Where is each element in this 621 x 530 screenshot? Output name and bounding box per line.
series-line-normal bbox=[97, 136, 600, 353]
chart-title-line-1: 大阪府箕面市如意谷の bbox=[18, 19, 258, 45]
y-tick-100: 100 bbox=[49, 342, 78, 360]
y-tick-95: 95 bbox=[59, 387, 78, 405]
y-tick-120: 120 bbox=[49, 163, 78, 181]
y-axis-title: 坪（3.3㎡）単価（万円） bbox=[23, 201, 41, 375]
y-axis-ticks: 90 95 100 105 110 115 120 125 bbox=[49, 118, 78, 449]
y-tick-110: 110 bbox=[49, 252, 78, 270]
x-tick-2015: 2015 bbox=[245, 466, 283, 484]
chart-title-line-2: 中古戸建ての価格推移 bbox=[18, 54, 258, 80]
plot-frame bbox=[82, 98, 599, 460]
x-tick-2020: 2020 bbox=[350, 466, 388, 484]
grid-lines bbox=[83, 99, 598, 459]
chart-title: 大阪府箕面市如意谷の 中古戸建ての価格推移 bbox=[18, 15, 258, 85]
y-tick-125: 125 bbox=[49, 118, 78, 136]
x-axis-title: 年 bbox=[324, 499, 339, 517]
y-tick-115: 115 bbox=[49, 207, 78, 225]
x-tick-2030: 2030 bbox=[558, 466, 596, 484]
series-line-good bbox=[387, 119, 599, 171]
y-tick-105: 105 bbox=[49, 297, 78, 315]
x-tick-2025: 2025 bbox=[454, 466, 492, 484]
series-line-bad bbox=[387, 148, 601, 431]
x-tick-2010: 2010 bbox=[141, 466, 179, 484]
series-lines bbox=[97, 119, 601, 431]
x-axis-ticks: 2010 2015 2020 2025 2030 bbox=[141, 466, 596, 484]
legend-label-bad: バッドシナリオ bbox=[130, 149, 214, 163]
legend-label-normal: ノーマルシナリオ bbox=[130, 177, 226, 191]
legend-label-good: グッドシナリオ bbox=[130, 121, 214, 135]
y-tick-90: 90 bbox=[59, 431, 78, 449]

*DESCRIPTION OF THE TASK*:
Reproduce the data above verbatim, from its first line through the line containing "y-tick-115: 115 bbox=[49, 207, 78, 225]", with both of those lines included.

*FINAL RESULT*:
Where is each element in this 621 x 530 screenshot? Output name and bounding box per line.
series-line-normal bbox=[97, 136, 600, 353]
chart-title-line-1: 大阪府箕面市如意谷の bbox=[18, 19, 258, 45]
y-tick-100: 100 bbox=[49, 342, 78, 360]
y-tick-95: 95 bbox=[59, 387, 78, 405]
y-tick-120: 120 bbox=[49, 163, 78, 181]
y-axis-title: 坪（3.3㎡）単価（万円） bbox=[23, 201, 41, 375]
y-axis-ticks: 90 95 100 105 110 115 120 125 bbox=[49, 118, 78, 449]
y-tick-110: 110 bbox=[49, 252, 78, 270]
x-tick-2015: 2015 bbox=[245, 466, 283, 484]
chart-title-line-2: 中古戸建ての価格推移 bbox=[18, 54, 258, 80]
plot-frame bbox=[82, 98, 599, 460]
x-tick-2020: 2020 bbox=[350, 466, 388, 484]
grid-lines bbox=[83, 99, 598, 459]
chart-title: 大阪府箕面市如意谷の 中古戸建ての価格推移 bbox=[18, 15, 258, 85]
y-tick-125: 125 bbox=[49, 118, 78, 136]
x-axis-title: 年 bbox=[324, 499, 339, 517]
y-tick-115: 115 bbox=[49, 207, 78, 225]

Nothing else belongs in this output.